- [Items from a dataset]
::::::::
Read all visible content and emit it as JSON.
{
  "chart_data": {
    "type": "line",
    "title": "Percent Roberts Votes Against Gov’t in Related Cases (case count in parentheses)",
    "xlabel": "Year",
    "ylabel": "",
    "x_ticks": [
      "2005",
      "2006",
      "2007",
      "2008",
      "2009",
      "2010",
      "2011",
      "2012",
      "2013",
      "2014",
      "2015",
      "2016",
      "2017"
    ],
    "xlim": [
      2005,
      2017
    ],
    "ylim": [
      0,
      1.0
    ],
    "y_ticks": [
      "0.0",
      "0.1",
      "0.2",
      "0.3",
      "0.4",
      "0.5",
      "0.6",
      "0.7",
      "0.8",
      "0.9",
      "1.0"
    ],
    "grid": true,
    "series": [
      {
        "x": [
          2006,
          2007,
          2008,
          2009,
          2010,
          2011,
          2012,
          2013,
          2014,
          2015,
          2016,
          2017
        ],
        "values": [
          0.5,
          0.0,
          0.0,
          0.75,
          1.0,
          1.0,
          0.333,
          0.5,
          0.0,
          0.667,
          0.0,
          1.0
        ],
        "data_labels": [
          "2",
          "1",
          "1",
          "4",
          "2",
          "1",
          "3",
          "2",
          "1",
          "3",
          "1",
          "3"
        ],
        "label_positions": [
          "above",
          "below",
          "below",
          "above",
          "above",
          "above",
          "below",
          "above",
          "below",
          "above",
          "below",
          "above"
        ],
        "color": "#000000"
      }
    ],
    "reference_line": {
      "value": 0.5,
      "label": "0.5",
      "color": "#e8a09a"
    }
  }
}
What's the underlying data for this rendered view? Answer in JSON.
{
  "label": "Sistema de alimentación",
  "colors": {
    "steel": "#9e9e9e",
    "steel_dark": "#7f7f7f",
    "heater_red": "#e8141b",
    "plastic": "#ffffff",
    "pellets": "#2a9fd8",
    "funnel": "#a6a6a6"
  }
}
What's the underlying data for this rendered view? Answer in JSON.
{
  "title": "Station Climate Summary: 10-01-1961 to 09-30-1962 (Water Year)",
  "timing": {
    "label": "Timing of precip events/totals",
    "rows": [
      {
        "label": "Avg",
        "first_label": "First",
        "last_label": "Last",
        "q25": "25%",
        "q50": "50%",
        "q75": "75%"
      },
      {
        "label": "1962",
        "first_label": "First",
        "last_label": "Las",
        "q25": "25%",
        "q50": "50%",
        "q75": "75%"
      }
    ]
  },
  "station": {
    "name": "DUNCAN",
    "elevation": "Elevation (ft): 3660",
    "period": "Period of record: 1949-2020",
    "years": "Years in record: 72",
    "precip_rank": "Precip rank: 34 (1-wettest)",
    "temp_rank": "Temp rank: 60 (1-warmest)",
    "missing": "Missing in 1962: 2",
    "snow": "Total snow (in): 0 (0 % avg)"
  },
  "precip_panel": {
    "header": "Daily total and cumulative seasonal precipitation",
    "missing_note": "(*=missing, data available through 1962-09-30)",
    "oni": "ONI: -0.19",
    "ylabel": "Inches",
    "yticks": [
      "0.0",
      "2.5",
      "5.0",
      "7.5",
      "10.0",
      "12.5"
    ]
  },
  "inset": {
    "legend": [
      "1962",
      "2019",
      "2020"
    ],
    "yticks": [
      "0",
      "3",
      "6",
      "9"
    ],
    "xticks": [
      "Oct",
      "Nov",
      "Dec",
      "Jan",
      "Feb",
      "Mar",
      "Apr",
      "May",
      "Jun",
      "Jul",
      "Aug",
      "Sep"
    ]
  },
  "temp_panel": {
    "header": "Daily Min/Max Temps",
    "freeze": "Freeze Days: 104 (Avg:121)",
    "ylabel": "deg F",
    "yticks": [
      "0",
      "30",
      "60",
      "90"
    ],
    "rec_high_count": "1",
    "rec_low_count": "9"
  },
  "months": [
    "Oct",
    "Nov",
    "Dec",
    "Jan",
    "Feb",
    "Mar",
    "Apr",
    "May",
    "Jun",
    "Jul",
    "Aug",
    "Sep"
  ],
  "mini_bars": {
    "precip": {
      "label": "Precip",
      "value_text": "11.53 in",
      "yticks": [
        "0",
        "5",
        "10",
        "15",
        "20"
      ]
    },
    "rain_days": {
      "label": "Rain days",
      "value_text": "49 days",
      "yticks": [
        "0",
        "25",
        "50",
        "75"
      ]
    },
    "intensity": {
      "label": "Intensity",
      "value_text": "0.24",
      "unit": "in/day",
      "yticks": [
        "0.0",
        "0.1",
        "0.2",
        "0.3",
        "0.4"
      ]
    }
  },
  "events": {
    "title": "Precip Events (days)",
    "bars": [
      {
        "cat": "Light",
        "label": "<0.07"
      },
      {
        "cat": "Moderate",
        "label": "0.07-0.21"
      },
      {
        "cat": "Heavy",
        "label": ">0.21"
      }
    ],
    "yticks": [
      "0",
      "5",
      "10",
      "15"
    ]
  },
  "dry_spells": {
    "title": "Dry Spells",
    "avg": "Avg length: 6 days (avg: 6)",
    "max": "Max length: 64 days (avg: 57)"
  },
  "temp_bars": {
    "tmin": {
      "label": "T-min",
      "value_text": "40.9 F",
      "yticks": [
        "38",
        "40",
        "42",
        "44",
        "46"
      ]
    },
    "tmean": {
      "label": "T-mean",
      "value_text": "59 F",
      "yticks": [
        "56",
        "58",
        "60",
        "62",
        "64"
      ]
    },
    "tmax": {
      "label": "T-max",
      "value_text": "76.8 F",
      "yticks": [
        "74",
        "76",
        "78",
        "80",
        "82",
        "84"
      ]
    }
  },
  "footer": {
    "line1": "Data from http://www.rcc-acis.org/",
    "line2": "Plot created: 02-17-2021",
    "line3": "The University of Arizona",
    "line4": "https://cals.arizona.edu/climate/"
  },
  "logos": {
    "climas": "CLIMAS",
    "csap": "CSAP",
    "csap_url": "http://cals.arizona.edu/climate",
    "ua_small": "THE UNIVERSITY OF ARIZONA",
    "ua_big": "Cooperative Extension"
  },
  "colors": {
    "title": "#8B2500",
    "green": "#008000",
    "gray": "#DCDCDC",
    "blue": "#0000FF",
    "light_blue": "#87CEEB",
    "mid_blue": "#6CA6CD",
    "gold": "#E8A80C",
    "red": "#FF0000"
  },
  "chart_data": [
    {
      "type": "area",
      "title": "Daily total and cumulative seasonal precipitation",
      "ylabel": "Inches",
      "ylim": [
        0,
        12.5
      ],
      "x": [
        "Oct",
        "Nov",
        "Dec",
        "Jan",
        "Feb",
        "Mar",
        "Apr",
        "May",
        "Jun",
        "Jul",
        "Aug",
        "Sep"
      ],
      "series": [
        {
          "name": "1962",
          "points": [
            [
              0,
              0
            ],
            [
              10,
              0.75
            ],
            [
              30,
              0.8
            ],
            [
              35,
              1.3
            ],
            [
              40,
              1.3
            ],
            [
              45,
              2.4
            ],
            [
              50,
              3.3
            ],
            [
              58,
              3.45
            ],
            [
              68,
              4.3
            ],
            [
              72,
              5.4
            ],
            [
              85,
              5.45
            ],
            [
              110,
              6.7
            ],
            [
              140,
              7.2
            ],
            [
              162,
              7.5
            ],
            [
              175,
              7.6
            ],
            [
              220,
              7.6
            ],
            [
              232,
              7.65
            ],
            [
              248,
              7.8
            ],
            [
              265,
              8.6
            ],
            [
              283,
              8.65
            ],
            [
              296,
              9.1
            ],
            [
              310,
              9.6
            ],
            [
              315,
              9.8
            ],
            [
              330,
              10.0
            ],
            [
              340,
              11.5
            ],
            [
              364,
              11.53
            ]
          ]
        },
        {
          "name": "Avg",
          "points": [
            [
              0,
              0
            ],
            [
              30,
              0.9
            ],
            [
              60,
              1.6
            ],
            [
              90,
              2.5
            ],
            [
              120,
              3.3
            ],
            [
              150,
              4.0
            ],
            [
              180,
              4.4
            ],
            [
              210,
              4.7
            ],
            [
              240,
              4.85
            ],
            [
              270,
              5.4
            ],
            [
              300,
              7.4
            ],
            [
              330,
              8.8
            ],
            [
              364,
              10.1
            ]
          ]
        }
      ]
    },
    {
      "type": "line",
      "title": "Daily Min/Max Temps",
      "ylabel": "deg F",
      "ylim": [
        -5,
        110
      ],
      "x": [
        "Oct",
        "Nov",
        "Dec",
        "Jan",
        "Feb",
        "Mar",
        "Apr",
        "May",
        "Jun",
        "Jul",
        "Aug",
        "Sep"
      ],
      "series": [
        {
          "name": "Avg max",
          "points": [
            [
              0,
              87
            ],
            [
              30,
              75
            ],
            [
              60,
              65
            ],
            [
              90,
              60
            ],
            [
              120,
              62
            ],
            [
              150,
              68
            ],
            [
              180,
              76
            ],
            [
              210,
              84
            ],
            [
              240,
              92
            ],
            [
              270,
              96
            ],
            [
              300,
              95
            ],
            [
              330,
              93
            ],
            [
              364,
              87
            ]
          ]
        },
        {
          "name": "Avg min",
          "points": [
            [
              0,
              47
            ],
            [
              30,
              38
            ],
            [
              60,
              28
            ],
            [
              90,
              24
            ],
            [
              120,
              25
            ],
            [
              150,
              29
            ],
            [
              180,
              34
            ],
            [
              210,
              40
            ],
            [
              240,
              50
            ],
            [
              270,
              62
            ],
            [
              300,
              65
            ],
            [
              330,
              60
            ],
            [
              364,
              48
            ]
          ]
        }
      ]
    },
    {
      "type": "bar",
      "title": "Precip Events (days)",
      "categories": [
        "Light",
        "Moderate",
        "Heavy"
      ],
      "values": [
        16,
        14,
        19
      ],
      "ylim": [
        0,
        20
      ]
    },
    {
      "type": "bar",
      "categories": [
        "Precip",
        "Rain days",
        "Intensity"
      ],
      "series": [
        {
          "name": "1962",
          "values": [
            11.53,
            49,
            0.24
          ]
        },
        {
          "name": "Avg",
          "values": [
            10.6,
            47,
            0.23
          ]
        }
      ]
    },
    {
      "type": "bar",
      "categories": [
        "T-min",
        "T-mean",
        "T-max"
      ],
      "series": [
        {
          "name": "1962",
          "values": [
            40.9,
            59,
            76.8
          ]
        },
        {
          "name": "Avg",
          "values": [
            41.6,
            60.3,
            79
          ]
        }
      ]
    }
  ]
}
::::::::
- [INSTRUCTIONS TO FOLLOW] Copy every line of the material in which the word "ylabel" occurs.

- [WRITTEN RESPONSE]
    "ylabel": "",
    "ylabel": "Inches",
    "ylabel": "deg F",
      "ylabel": "Inches",
      "ylabel": "deg F",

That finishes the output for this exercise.